### Data to use
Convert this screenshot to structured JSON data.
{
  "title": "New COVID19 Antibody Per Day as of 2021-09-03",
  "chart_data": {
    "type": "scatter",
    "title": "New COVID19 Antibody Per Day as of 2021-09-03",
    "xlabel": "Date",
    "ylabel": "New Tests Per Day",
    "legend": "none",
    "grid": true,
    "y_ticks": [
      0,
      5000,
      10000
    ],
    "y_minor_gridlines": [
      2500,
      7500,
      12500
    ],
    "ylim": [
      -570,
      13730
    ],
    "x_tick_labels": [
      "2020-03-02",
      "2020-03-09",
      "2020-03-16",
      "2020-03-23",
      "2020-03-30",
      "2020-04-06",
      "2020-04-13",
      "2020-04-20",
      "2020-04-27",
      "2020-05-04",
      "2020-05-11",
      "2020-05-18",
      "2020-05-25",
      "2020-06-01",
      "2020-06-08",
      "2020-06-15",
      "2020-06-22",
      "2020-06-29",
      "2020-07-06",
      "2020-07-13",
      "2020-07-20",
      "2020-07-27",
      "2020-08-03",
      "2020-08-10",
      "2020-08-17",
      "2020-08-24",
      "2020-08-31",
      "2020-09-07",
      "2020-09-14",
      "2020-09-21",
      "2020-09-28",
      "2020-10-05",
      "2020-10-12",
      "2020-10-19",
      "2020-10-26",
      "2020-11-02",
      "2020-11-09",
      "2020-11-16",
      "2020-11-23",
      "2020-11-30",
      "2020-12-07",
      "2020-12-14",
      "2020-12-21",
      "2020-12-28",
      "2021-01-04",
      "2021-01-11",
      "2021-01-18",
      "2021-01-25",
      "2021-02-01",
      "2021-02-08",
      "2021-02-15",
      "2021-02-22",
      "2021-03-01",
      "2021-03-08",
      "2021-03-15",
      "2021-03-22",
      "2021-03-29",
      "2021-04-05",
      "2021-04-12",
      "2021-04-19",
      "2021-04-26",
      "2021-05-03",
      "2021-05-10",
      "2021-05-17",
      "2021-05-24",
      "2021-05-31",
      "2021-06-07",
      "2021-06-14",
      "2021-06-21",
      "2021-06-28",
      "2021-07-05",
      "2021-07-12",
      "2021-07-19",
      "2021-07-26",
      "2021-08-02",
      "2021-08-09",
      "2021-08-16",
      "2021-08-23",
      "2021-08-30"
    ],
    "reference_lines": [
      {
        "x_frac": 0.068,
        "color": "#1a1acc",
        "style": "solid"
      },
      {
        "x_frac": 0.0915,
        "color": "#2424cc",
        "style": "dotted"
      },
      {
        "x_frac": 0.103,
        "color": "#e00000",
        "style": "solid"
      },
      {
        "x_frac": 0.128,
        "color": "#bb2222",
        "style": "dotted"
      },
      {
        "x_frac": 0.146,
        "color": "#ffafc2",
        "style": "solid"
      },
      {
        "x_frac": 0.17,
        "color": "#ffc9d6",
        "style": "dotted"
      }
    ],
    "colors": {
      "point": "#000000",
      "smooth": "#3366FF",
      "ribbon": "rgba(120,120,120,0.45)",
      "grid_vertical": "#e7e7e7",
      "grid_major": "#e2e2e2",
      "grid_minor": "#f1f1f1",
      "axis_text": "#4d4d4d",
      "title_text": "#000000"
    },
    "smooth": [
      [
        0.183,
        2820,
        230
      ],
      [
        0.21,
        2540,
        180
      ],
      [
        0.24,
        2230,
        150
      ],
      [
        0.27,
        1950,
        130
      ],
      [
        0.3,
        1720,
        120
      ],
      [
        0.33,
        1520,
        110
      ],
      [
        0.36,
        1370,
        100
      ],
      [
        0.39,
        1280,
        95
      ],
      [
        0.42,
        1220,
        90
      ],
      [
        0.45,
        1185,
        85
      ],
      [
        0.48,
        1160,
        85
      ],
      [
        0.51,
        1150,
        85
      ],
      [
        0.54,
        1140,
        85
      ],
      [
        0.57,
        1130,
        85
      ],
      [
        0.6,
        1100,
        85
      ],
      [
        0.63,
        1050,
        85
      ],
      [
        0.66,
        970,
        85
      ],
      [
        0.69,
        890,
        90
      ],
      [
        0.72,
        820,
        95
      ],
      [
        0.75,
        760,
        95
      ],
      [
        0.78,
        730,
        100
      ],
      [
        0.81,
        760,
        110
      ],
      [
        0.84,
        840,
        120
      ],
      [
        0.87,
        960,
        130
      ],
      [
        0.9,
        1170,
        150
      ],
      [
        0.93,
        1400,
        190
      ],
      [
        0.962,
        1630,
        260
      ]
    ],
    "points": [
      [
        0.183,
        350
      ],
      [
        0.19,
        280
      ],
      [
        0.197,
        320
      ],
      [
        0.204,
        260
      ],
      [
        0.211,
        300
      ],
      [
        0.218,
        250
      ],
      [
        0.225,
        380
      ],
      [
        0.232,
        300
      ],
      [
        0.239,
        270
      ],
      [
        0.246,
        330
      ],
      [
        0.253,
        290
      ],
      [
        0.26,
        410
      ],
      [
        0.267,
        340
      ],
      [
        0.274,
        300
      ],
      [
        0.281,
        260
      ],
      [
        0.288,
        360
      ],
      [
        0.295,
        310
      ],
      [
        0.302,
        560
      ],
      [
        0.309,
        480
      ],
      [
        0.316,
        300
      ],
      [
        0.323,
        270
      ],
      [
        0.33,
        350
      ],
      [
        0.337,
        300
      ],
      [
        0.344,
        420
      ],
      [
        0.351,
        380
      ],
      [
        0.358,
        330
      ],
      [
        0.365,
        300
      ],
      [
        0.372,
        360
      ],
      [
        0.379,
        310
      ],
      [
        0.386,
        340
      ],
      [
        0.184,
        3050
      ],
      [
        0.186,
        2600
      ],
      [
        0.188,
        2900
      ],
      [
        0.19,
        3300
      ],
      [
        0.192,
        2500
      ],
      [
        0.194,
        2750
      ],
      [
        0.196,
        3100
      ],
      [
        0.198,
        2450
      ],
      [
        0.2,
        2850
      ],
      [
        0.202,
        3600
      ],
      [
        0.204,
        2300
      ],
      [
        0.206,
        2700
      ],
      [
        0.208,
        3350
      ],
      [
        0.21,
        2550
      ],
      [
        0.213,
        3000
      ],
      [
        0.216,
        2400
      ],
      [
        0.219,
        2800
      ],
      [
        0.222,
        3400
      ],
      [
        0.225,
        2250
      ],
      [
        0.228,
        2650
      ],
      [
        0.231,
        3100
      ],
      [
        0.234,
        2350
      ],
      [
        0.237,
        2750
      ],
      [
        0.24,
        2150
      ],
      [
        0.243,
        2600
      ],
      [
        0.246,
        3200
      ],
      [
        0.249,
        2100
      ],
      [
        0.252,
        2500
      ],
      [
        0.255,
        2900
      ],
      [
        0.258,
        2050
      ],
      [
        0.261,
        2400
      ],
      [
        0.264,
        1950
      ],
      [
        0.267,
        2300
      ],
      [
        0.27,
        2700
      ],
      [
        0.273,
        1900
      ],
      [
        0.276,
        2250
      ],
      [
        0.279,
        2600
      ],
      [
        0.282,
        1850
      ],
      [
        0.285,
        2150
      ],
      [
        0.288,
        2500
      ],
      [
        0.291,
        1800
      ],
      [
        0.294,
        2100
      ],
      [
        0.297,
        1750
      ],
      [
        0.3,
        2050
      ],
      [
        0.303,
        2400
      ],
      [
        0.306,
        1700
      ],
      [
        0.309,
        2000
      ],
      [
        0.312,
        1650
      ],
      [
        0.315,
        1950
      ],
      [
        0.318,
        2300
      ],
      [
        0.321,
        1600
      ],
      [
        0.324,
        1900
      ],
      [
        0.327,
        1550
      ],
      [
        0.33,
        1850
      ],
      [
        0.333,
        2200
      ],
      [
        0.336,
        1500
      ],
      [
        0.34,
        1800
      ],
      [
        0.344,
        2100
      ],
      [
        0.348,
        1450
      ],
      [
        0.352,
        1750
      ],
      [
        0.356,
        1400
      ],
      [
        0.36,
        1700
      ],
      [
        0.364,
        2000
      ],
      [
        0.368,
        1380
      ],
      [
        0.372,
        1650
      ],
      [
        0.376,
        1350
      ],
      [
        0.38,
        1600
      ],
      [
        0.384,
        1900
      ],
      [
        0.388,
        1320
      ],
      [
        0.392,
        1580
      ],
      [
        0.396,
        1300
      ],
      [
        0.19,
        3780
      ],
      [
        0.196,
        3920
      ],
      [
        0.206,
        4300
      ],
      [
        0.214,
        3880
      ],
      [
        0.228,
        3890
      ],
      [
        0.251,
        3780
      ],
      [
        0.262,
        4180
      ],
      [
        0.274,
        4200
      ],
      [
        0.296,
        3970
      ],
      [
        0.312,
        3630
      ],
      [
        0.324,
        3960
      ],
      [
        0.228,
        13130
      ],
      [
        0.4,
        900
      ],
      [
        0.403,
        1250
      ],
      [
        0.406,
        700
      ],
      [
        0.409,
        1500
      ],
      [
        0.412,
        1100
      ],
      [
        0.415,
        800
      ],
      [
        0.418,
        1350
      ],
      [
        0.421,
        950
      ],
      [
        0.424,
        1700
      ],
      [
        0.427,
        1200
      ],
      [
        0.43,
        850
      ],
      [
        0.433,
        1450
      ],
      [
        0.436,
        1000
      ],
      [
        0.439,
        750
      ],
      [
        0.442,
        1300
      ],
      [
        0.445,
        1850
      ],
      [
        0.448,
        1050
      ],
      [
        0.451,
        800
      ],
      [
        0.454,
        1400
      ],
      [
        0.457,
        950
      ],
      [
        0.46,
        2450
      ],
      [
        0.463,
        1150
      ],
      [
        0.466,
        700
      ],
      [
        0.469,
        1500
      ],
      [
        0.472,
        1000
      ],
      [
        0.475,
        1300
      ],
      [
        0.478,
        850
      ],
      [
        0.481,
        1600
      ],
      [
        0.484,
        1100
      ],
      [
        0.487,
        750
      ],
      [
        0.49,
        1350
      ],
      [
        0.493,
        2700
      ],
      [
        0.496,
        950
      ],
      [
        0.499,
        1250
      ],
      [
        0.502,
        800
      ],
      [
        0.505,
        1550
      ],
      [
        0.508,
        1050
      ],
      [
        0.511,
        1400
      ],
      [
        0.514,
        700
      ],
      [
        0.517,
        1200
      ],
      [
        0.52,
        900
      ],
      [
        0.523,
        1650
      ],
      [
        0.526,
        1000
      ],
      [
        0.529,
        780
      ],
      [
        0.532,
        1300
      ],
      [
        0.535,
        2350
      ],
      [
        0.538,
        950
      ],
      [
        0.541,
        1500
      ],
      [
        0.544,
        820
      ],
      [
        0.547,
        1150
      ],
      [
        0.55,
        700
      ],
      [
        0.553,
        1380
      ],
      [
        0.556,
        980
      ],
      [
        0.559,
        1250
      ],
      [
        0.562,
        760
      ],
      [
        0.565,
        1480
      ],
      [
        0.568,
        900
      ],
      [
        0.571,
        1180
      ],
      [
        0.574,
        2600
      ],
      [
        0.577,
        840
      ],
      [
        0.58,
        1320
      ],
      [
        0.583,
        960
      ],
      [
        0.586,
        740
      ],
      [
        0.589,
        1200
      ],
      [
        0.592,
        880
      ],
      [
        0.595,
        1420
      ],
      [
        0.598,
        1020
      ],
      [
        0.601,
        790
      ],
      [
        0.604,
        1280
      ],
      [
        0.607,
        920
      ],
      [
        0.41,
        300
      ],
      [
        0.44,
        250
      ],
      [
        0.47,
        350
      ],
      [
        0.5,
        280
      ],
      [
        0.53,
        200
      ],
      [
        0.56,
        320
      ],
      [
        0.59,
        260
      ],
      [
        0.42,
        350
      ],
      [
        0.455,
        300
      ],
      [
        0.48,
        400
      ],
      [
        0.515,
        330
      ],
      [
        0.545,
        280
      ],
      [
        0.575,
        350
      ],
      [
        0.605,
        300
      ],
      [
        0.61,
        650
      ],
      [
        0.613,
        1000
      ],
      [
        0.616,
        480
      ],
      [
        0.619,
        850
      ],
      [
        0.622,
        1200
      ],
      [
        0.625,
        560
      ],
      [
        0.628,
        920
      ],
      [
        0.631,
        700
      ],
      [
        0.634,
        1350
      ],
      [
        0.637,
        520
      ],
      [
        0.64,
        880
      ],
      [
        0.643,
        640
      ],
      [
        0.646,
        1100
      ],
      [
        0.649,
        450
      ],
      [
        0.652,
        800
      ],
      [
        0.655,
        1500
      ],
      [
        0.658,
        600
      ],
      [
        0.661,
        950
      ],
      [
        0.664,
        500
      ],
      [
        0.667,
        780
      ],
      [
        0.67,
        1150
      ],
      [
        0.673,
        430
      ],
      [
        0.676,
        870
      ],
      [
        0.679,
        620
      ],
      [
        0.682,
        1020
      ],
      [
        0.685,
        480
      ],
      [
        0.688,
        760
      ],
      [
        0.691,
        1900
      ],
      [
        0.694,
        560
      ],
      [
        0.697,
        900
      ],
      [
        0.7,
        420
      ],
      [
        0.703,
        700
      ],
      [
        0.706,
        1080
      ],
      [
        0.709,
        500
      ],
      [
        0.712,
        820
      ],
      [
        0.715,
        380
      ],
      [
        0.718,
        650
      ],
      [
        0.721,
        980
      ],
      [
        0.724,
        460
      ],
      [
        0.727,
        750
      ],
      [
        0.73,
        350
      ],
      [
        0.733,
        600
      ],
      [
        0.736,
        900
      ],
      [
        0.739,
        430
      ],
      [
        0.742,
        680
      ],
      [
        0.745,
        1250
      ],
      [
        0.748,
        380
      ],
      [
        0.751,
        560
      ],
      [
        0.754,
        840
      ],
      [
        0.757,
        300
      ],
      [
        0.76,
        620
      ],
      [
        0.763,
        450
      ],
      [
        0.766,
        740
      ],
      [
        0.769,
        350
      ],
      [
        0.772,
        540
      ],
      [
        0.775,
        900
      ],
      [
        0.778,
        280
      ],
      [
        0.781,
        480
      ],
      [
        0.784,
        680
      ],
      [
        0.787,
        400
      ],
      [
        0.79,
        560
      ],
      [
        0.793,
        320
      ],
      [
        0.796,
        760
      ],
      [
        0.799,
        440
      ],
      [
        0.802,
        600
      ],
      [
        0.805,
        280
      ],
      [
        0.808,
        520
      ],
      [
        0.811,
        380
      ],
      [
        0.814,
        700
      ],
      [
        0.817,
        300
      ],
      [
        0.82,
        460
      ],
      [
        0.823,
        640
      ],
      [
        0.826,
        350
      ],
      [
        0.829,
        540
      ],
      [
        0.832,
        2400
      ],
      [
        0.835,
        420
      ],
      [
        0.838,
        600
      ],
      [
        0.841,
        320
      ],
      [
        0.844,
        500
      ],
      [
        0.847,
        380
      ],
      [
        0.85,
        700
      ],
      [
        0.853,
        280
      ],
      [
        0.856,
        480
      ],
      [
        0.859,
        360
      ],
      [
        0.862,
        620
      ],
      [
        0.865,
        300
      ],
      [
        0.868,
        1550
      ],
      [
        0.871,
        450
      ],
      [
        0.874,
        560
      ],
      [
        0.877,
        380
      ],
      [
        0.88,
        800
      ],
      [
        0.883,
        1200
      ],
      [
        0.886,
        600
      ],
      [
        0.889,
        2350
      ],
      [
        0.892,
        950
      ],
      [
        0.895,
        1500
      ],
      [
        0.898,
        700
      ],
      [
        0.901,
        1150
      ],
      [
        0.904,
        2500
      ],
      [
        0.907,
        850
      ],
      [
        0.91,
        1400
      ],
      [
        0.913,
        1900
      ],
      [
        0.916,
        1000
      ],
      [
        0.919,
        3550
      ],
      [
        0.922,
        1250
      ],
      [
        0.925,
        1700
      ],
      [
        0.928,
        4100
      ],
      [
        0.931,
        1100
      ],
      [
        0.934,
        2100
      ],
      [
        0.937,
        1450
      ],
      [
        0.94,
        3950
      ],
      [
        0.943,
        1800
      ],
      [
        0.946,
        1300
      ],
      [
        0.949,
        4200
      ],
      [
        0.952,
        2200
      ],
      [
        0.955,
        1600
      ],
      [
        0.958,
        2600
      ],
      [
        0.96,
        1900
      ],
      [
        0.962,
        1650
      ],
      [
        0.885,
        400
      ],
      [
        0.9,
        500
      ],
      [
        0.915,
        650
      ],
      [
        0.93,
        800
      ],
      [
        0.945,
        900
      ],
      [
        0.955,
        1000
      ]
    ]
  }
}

### What to do
What is the number of lines in the material above that carry the word "Antibody"? Respond with that count and nothing more.

### Exercise answer
2